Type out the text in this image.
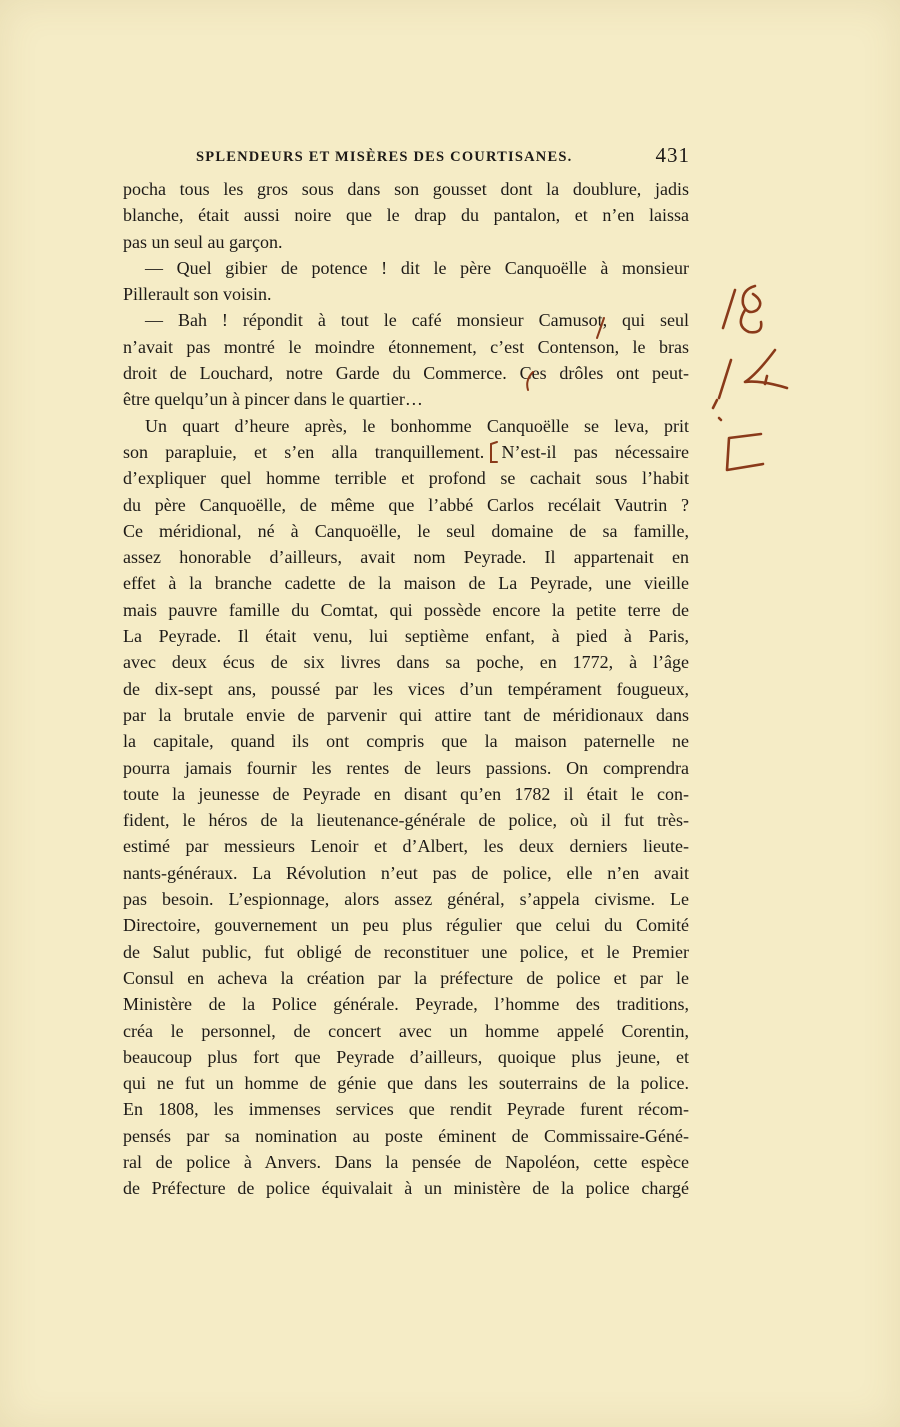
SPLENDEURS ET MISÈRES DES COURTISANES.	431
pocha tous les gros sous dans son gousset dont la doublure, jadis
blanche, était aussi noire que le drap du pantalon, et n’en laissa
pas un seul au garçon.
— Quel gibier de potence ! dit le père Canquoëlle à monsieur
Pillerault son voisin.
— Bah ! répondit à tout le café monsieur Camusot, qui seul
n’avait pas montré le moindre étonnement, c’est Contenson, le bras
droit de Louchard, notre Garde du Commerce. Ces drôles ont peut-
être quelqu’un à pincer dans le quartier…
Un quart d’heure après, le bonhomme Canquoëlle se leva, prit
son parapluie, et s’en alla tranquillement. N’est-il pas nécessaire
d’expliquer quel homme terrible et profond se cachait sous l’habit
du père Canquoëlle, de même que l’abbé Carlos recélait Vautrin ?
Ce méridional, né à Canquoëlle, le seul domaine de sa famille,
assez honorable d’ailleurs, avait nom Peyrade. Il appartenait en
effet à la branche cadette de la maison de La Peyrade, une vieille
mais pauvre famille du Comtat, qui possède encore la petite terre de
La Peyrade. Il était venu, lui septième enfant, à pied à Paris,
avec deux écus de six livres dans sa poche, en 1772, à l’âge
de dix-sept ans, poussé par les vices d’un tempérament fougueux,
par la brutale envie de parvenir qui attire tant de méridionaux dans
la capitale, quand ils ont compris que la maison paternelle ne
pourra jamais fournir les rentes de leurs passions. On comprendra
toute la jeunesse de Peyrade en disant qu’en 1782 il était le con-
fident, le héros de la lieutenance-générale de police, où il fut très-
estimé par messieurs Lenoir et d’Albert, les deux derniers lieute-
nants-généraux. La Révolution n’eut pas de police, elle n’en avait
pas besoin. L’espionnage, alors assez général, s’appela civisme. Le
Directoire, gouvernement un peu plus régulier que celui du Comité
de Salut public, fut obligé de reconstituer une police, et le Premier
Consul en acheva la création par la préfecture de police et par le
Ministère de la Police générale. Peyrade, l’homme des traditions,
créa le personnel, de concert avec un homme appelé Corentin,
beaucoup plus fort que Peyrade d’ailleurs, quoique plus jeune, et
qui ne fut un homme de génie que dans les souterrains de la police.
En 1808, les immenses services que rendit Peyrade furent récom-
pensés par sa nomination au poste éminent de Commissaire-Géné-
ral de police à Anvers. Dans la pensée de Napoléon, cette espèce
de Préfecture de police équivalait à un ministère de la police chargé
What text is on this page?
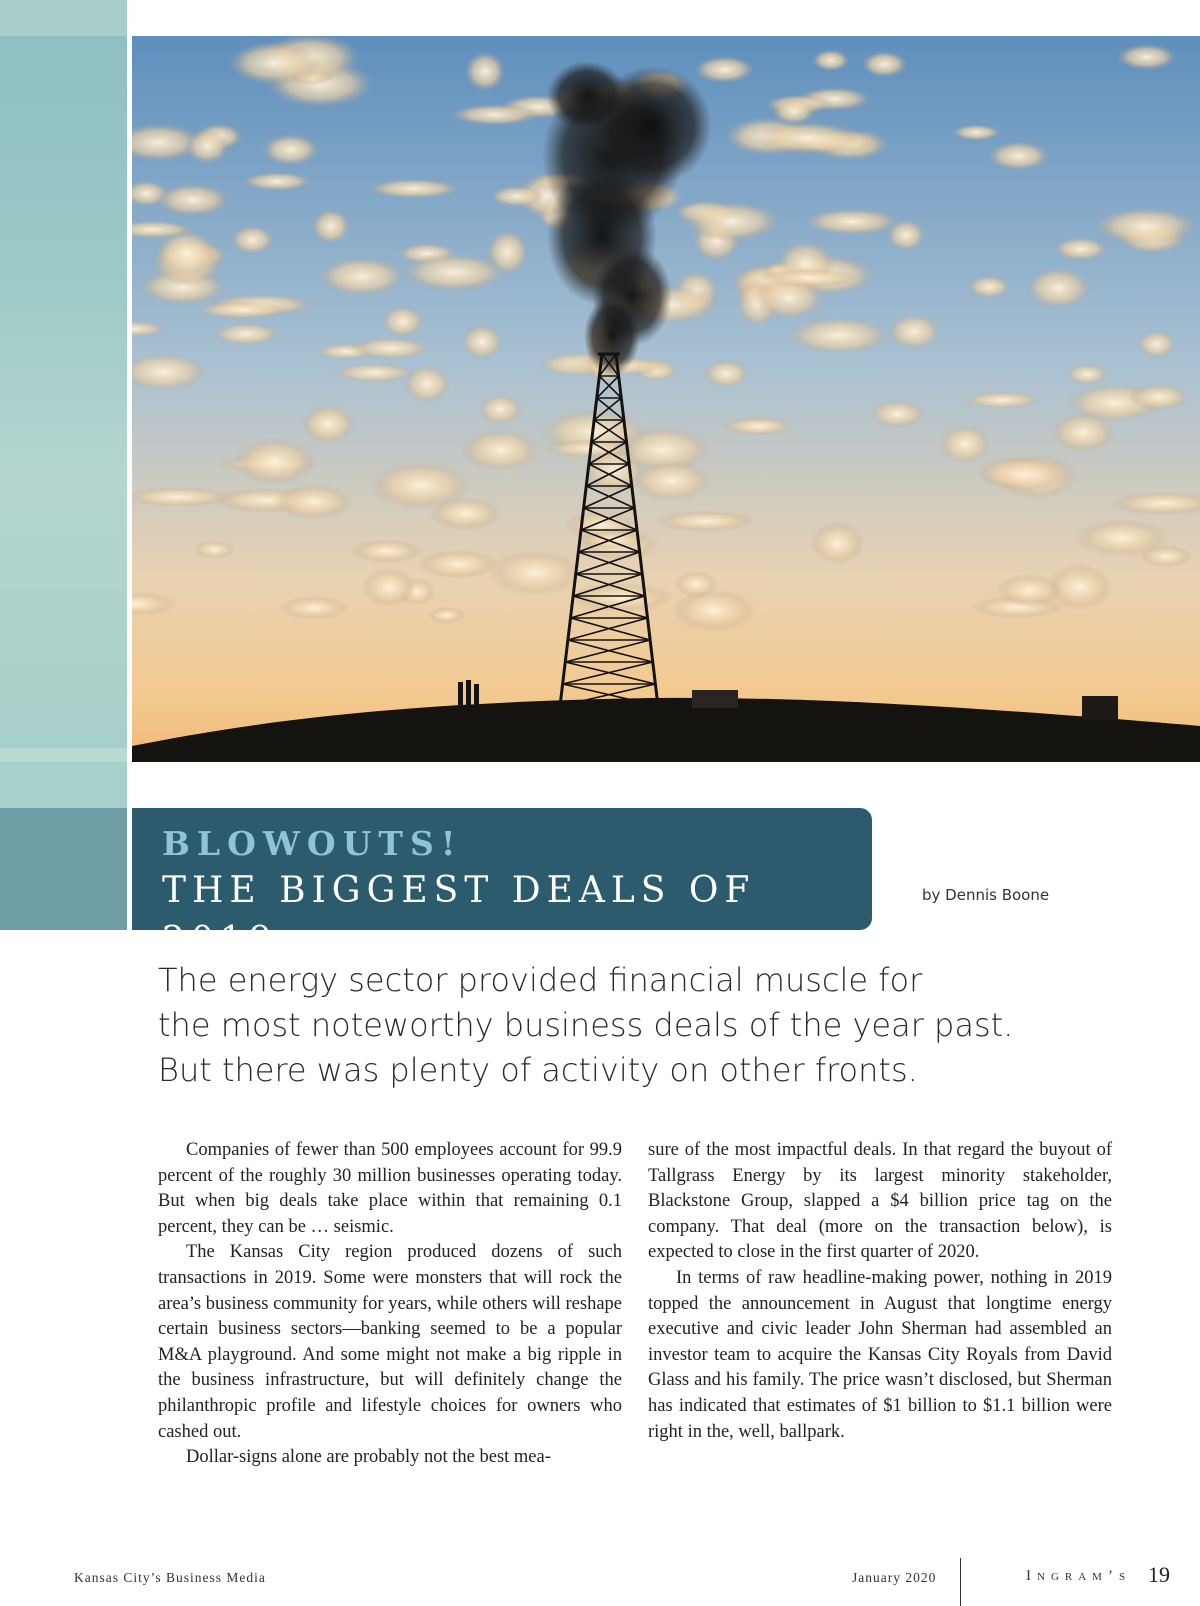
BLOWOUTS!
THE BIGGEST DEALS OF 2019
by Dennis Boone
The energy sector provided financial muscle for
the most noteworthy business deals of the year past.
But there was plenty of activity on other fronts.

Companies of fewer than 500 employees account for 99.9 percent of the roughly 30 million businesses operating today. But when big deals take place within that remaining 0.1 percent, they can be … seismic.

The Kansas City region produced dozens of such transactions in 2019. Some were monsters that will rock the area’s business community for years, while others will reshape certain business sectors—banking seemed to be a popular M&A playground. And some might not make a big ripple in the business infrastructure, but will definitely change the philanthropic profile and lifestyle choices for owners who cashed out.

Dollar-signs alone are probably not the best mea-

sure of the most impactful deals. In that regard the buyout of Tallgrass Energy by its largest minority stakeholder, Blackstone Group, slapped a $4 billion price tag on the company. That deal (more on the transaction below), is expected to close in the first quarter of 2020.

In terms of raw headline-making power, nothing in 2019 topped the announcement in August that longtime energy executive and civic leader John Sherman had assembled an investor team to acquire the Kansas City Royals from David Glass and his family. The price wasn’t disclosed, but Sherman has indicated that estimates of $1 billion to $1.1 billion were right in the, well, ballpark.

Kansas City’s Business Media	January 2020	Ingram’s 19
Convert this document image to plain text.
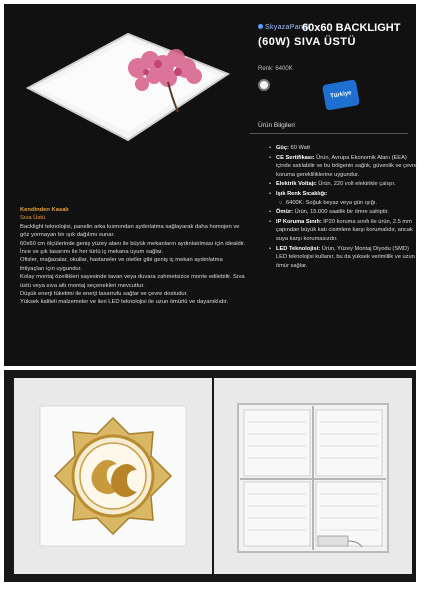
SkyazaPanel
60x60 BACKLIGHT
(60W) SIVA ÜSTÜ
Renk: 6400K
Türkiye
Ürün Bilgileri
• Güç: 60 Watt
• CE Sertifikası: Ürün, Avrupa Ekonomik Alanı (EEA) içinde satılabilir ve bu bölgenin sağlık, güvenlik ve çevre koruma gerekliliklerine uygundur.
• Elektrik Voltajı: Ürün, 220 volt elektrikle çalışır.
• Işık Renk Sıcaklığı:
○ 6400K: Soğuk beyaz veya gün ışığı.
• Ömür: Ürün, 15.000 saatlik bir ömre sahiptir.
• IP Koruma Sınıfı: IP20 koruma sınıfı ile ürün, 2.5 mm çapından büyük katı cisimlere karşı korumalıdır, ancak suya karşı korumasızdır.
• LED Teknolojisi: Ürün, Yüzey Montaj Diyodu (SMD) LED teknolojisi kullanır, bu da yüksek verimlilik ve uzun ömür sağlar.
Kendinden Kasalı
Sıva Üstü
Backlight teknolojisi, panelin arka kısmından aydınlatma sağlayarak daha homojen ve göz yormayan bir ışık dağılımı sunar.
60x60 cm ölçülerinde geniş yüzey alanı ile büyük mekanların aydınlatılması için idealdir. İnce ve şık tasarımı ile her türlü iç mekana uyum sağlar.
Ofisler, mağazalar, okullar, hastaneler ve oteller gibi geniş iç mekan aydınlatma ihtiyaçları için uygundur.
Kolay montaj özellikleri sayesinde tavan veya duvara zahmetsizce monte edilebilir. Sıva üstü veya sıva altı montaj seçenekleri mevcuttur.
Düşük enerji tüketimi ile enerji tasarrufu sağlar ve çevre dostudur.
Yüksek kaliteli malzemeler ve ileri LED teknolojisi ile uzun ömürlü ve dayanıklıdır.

▶ [Task]:
No pictures belong in the copy: reproduce exactly the lines above from the one that contains "Convert this document image to plain text." through the last line of the entries.

▶ [Right answer]:
Convert this document image to plain text.
SkyazaPanel
60x60 BACKLIGHT
(60W) SIVA ÜSTÜ
Renk: 6400K
Türkiye
Ürün Bilgileri
• Güç: 60 Watt
• CE Sertifikası: Ürün, Avrupa Ekonomik Alanı (EEA) içinde satılabilir ve bu bölgenin sağlık, güvenlik ve çevre koruma gerekliliklerine uygundur.
• Elektrik Voltajı: Ürün, 220 volt elektrikle çalışır.
• Işık Renk Sıcaklığı:
○ 6400K: Soğuk beyaz veya gün ışığı.
• Ömür: Ürün, 15.000 saatlik bir ömre sahiptir.
• IP Koruma Sınıfı: IP20 koruma sınıfı ile ürün, 2.5 mm çapından büyük katı cisimlere karşı korumalıdır, ancak suya karşı korumasızdır.
• LED Teknolojisi: Ürün, Yüzey Montaj Diyodu (SMD) LED teknolojisi kullanır, bu da yüksek verimlilik ve uzun ömür sağlar.
Kendinden Kasalı
Sıva Üstü
Backlight teknolojisi, panelin arka kısmından aydınlatma sağlayarak daha homojen ve göz yormayan bir ışık dağılımı sunar.
60x60 cm ölçülerinde geniş yüzey alanı ile büyük mekanların aydınlatılması için idealdir. İnce ve şık tasarımı ile her türlü iç mekana uyum sağlar.
Ofisler, mağazalar, okullar, hastaneler ve oteller gibi geniş iç mekan aydınlatma ihtiyaçları için uygundur.
Kolay montaj özellikleri sayesinde tavan veya duvara zahmetsizce monte edilebilir. Sıva üstü veya sıva altı montaj seçenekleri mevcuttur.
Düşük enerji tüketimi ile enerji tasarrufu sağlar ve çevre dostudur.
Yüksek kaliteli malzemeler ve ileri LED teknolojisi ile uzun ömürlü ve dayanıklıdır.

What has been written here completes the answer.